### [Problem description]
Repeat exactly the lines that run from the one containing "Output a JSON" to the end of the data, and leave out all others.

### [Data supplied]
-- begin --

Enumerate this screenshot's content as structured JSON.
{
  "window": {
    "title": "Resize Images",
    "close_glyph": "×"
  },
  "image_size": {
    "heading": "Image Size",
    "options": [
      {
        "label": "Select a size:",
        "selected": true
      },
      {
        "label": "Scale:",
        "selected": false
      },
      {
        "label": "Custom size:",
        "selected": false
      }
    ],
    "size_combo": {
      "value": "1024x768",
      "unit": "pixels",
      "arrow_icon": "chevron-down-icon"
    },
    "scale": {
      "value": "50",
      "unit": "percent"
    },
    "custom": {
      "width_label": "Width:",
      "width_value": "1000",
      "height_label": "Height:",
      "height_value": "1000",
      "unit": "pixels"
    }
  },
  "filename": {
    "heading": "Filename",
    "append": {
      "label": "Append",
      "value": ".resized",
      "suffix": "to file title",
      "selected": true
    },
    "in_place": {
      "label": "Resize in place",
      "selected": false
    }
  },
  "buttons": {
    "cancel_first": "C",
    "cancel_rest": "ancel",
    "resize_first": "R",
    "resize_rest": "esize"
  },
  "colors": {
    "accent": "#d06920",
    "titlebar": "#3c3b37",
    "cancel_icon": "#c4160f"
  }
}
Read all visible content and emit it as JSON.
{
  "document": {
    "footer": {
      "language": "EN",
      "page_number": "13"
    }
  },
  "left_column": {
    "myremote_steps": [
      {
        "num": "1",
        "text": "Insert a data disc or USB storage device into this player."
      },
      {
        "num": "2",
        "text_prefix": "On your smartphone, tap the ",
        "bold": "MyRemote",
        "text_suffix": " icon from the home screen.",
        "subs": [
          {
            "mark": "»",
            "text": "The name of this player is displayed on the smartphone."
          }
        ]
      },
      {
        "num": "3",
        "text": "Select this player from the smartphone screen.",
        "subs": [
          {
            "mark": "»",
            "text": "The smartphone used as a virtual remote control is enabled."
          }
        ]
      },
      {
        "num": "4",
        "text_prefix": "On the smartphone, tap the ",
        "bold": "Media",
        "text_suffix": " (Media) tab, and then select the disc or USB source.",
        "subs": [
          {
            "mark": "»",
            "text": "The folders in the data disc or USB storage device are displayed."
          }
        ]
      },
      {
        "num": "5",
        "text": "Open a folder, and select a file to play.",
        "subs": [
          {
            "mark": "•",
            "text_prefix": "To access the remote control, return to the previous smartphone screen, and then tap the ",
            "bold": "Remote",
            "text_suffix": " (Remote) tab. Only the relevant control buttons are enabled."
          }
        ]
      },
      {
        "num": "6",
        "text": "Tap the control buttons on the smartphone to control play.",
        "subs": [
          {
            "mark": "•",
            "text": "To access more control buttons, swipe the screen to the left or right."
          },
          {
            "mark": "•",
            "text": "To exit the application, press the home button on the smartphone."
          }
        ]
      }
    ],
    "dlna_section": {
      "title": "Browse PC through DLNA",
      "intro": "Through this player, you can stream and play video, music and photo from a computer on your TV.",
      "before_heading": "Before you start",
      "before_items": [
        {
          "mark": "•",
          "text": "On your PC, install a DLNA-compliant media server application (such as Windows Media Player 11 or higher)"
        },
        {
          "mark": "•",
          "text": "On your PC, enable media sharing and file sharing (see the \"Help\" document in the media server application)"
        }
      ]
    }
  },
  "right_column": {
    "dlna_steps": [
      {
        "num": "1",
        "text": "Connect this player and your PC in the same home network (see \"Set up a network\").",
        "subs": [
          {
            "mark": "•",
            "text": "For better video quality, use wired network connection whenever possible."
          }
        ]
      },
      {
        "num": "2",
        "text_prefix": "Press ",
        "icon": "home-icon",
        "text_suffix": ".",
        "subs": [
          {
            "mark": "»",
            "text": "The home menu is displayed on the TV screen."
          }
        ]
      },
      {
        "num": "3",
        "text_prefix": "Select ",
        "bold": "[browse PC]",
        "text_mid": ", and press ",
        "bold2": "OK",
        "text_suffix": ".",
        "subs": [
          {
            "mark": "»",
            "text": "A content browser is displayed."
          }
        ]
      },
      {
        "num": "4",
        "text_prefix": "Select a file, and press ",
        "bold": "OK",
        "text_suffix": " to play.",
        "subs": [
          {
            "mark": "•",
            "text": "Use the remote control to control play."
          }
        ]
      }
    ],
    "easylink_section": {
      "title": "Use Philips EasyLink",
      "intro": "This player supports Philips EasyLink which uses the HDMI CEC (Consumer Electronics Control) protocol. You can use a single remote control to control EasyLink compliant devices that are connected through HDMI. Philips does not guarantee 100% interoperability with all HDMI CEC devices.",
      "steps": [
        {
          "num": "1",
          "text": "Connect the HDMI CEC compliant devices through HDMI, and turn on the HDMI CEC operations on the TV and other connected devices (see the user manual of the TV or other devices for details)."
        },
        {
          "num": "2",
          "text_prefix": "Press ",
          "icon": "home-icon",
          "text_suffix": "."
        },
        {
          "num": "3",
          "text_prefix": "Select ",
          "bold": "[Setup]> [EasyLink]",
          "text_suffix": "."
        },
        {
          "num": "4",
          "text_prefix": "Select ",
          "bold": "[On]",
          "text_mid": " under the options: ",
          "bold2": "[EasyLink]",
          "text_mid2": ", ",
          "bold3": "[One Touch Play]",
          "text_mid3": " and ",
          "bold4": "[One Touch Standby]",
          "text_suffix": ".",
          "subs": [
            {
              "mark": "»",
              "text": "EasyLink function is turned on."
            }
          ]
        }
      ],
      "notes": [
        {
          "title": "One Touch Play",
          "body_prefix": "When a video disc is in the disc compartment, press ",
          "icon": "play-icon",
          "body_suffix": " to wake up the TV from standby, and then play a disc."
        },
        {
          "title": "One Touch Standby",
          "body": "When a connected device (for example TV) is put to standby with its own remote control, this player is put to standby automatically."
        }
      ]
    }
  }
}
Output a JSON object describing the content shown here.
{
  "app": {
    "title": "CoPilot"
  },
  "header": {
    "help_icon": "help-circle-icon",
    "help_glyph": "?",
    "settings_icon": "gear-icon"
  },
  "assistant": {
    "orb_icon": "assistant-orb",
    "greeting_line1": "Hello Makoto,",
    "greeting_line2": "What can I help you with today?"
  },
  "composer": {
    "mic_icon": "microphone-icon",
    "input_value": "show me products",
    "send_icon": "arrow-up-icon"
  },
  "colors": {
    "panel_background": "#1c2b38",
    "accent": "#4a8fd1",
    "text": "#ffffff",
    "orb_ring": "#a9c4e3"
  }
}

-- end --

### [Task response]
Output a JSON object describing the content shown here.
{
  "app": {
    "title": "CoPilot"
  },
  "header": {
    "help_icon": "help-circle-icon",
    "help_glyph": "?",
    "settings_icon": "gear-icon"
  },
  "assistant": {
    "orb_icon": "assistant-orb",
    "greeting_line1": "Hello Makoto,",
    "greeting_line2": "What can I help you with today?"
  },
  "composer": {
    "mic_icon": "microphone-icon",
    "input_value": "show me products",
    "send_icon": "arrow-up-icon"
  },
  "colors": {
    "panel_background": "#1c2b38",
    "accent": "#4a8fd1",
    "text": "#ffffff",
    "orb_ring": "#a9c4e3"
  }
}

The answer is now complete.